Figure contents as structured data

::::::::

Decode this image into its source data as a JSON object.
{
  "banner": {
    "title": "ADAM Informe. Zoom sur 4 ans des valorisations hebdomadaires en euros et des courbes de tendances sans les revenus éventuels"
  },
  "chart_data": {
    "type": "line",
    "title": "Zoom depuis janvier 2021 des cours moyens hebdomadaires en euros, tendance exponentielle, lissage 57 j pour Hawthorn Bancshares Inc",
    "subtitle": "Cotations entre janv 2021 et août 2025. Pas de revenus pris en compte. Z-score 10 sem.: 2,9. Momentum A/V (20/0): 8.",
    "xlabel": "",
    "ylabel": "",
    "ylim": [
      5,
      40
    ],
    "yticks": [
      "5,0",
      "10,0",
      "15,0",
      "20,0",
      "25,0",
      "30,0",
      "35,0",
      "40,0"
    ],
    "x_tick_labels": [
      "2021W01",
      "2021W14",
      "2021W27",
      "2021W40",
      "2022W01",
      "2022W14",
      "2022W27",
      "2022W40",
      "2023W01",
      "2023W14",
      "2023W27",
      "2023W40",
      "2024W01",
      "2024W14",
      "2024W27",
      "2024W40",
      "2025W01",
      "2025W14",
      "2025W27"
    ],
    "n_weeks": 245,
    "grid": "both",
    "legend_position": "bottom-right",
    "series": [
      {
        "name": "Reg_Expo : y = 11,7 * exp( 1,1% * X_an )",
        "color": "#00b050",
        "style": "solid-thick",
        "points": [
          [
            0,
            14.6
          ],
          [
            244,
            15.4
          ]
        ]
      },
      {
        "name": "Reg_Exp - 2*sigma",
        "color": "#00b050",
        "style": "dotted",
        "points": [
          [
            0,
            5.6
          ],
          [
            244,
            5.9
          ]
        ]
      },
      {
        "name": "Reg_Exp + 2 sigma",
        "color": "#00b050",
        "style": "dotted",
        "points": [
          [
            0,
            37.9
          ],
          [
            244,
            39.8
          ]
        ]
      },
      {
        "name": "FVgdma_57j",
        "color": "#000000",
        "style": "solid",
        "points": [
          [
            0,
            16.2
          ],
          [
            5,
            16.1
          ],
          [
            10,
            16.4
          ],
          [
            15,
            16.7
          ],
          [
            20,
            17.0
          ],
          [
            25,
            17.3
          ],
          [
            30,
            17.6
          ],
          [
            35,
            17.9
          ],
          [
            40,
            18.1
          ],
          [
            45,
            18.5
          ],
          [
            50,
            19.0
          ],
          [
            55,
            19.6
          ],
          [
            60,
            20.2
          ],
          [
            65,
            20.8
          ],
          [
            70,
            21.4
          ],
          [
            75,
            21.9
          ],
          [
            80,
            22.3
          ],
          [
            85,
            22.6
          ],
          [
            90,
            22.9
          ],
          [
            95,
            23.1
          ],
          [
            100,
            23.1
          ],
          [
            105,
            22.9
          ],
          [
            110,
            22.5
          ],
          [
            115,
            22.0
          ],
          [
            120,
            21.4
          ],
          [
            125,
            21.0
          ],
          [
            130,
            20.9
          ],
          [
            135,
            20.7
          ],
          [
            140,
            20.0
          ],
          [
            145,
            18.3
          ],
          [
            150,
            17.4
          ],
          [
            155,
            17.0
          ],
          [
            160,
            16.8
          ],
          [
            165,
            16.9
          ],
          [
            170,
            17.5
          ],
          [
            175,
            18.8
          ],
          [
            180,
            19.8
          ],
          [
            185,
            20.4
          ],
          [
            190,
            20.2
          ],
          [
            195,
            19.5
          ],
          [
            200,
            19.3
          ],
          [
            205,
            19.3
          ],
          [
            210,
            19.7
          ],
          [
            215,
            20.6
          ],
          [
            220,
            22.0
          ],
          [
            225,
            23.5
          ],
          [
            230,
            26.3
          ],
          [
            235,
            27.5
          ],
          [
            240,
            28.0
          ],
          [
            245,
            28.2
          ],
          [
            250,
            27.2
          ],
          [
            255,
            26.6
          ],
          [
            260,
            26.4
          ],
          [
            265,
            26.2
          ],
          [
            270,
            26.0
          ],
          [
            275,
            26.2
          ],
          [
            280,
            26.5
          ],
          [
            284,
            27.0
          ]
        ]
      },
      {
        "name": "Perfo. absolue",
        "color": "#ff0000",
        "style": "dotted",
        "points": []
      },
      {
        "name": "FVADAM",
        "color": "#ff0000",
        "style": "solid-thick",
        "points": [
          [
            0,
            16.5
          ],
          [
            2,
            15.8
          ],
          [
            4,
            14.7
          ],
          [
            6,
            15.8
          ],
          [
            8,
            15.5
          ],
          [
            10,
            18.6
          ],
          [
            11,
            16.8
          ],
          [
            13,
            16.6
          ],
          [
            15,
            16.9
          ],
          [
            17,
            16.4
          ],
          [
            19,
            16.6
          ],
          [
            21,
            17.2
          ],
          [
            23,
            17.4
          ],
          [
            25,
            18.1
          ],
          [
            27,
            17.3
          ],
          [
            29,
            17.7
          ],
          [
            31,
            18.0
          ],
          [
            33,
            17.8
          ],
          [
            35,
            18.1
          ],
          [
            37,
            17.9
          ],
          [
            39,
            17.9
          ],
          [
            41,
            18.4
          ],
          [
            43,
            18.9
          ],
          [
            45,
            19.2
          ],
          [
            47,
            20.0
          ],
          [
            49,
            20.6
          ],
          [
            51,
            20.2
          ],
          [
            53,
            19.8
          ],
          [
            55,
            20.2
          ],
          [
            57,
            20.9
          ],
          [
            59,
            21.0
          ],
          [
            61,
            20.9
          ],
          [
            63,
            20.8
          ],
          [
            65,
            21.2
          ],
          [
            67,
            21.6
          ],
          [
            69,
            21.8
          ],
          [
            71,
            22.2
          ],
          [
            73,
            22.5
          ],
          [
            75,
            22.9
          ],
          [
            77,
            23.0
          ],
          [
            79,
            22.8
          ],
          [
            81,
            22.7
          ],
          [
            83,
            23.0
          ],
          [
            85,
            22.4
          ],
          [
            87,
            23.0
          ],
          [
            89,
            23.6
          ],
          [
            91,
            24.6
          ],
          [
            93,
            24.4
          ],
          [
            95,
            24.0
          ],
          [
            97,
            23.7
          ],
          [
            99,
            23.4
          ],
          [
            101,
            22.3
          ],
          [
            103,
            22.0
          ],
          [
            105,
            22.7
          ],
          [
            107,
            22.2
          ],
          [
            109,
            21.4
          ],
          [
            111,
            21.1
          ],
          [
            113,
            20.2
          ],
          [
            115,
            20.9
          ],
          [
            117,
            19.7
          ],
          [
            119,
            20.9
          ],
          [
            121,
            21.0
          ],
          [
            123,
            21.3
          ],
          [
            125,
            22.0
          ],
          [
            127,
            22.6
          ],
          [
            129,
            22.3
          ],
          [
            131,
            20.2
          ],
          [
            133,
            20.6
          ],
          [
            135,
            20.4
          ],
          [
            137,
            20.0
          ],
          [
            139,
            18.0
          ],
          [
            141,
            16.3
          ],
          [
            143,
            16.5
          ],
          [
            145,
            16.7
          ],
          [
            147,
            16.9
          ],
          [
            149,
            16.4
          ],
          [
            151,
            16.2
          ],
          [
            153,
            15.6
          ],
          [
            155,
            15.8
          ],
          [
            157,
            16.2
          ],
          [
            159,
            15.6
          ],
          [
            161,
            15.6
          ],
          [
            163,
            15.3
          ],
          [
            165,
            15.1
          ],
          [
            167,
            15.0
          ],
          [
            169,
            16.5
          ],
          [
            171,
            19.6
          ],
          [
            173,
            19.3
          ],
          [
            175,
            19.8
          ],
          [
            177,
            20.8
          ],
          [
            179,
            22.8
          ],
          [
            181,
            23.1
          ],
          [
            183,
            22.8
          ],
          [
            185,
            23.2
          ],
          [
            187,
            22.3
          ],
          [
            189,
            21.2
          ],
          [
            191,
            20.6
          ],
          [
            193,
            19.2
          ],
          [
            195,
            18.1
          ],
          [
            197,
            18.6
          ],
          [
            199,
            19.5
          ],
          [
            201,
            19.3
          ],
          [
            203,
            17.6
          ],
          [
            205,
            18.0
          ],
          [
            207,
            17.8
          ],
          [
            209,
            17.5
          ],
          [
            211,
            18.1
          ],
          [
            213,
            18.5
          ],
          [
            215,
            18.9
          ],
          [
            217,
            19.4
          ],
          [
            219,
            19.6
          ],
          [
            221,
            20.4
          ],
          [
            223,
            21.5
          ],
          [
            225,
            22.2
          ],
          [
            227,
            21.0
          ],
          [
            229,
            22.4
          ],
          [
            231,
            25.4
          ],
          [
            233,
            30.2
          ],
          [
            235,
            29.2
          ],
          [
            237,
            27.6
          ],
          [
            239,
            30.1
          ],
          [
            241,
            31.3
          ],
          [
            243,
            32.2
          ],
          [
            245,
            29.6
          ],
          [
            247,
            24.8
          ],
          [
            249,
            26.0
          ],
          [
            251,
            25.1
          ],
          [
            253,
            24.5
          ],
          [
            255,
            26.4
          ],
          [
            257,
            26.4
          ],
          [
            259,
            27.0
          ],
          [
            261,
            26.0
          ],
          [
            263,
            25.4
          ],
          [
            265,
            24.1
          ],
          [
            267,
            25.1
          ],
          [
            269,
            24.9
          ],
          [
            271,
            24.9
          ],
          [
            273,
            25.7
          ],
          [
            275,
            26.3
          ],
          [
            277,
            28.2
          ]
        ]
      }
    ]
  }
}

::::::::

Look through the lines above and collect those with the word "euros".

Exercise output
    "title": "ADAM Informe. Zoom sur 4 ans des valorisations hebdomadaires en euros et des courbes de tendances sans les revenus éventuels"
    "title": "Zoom depuis janvier 2021 des cours moyens hebdomadaires en euros, tendance exponentielle, lissage 57 j pour Hawthorn Bancshares Inc",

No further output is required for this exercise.